** Rows from a figure dataset **
•••••
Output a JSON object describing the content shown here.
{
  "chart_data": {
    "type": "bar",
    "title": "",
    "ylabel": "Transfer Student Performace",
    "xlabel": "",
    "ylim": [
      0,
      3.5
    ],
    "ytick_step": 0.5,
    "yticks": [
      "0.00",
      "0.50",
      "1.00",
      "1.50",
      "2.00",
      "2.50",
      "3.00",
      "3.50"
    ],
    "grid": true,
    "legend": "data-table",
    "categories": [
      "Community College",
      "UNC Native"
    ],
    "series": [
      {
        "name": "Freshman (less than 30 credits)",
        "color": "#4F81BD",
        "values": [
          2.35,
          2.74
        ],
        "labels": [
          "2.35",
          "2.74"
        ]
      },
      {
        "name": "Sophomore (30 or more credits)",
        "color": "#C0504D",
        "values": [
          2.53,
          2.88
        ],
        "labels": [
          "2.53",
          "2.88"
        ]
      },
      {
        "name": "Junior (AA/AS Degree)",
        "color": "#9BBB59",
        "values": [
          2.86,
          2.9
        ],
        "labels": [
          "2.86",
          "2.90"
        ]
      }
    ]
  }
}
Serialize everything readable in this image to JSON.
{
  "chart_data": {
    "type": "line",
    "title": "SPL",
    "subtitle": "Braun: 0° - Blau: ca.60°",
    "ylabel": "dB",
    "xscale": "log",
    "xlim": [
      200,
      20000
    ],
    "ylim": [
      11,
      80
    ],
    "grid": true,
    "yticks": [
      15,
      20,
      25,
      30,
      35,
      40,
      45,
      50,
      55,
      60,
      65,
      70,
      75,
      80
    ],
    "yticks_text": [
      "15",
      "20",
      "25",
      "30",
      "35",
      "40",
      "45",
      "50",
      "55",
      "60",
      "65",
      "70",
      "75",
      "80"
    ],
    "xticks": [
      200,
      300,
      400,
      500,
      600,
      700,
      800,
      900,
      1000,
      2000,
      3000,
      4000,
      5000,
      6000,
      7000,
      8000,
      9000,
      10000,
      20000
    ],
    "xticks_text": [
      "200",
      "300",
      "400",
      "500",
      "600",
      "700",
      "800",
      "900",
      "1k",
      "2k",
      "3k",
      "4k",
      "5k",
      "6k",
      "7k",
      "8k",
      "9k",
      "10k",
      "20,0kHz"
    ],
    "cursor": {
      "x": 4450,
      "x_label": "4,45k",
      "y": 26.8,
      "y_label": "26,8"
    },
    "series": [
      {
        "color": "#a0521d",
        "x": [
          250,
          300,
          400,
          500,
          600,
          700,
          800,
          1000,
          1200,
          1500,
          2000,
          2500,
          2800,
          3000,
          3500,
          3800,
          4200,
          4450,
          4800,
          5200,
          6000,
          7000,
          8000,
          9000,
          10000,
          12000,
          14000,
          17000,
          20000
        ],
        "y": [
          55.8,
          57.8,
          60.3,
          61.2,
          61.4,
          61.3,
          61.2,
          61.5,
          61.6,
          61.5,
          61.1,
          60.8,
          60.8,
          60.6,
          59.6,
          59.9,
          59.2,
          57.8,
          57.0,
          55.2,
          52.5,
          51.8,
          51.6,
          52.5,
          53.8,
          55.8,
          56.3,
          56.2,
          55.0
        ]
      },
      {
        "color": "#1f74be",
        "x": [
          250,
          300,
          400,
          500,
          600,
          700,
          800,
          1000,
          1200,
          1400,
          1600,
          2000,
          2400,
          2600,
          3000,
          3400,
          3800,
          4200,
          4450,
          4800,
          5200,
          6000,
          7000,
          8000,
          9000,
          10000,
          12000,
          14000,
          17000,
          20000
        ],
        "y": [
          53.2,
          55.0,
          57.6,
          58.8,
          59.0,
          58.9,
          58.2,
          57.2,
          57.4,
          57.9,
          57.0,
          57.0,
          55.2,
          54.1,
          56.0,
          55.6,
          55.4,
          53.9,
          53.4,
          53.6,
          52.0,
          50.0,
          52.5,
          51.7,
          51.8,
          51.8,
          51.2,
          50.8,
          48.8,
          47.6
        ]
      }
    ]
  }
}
•••••
** Direction **
Write out the data exactly as it stands.

** Result of the exercise **
Output a JSON object describing the content shown here.
{
  "chart_data": {
    "type": "bar",
    "title": "",
    "ylabel": "Transfer Student Performace",
    "xlabel": "",
    "ylim": [
      0,
      3.5
    ],
    "ytick_step": 0.5,
    "yticks": [
      "0.00",
      "0.50",
      "1.00",
      "1.50",
      "2.00",
      "2.50",
      "3.00",
      "3.50"
    ],
    "grid": true,
    "legend": "data-table",
    "categories": [
      "Community College",
      "UNC Native"
    ],
    "series": [
      {
        "name": "Freshman (less than 30 credits)",
        "color": "#4F81BD",
        "values": [
          2.35,
          2.74
        ],
        "labels": [
          "2.35",
          "2.74"
        ]
      },
      {
        "name": "Sophomore (30 or more credits)",
        "color": "#C0504D",
        "values": [
          2.53,
          2.88
        ],
        "labels": [
          "2.53",
          "2.88"
        ]
      },
      {
        "name": "Junior (AA/AS Degree)",
        "color": "#9BBB59",
        "values": [
          2.86,
          2.9
        ],
        "labels": [
          "2.86",
          "2.90"
        ]
      }
    ]
  }
}
Serialize everything readable in this image to JSON.
{
  "chart_data": {
    "type": "line",
    "title": "SPL",
    "subtitle": "Braun: 0° - Blau: ca.60°",
    "ylabel": "dB",
    "xscale": "log",
    "xlim": [
      200,
      20000
    ],
    "ylim": [
      11,
      80
    ],
    "grid": true,
    "yticks": [
      15,
      20,
      25,
      30,
      35,
      40,
      45,
      50,
      55,
      60,
      65,
      70,
      75,
      80
    ],
    "yticks_text": [
      "15",
      "20",
      "25",
      "30",
      "35",
      "40",
      "45",
      "50",
      "55",
      "60",
      "65",
      "70",
      "75",
      "80"
    ],
    "xticks": [
      200,
      300,
      400,
      500,
      600,
      700,
      800,
      900,
      1000,
      2000,
      3000,
      4000,
      5000,
      6000,
      7000,
      8000,
      9000,
      10000,
      20000
    ],
    "xticks_text": [
      "200",
      "300",
      "400",
      "500",
      "600",
      "700",
      "800",
      "900",
      "1k",
      "2k",
      "3k",
      "4k",
      "5k",
      "6k",
      "7k",
      "8k",
      "9k",
      "10k",
      "20,0kHz"
    ],
    "cursor": {
      "x": 4450,
      "x_label": "4,45k",
      "y": 26.8,
      "y_label": "26,8"
    },
    "series": [
      {
        "color": "#a0521d",
        "x": [
          250,
          300,
          400,
          500,
          600,
          700,
          800,
          1000,
          1200,
          1500,
          2000,
          2500,
          2800,
          3000,
          3500,
          3800,
          4200,
          4450,
          4800,
          5200,
          6000,
          7000,
          8000,
          9000,
          10000,
          12000,
          14000,
          17000,
          20000
        ],
        "y": [
          55.8,
          57.8,
          60.3,
          61.2,
          61.4,
          61.3,
          61.2,
          61.5,
          61.6,
          61.5,
          61.1,
          60.8,
          60.8,
          60.6,
          59.6,
          59.9,
          59.2,
          57.8,
          57.0,
          55.2,
          52.5,
          51.8,
          51.6,
          52.5,
          53.8,
          55.8,
          56.3,
          56.2,
          55.0
        ]
      },
      {
        "color": "#1f74be",
        "x": [
          250,
          300,
          400,
          500,
          600,
          700,
          800,
          1000,
          1200,
          1400,
          1600,
          2000,
          2400,
          2600,
          3000,
          3400,
          3800,
          4200,
          4450,
          4800,
          5200,
          6000,
          7000,
          8000,
          9000,
          10000,
          12000,
          14000,
          17000,
          20000
        ],
        "y": [
          53.2,
          55.0,
          57.6,
          58.8,
          59.0,
          58.9,
          58.2,
          57.2,
          57.4,
          57.9,
          57.0,
          57.0,
          55.2,
          54.1,
          56.0,
          55.6,
          55.4,
          53.9,
          53.4,
          53.6,
          52.0,
          50.0,
          52.5,
          51.7,
          51.8,
          51.8,
          51.2,
          50.8,
          48.8,
          47.6
        ]
      }
    ]
  }
}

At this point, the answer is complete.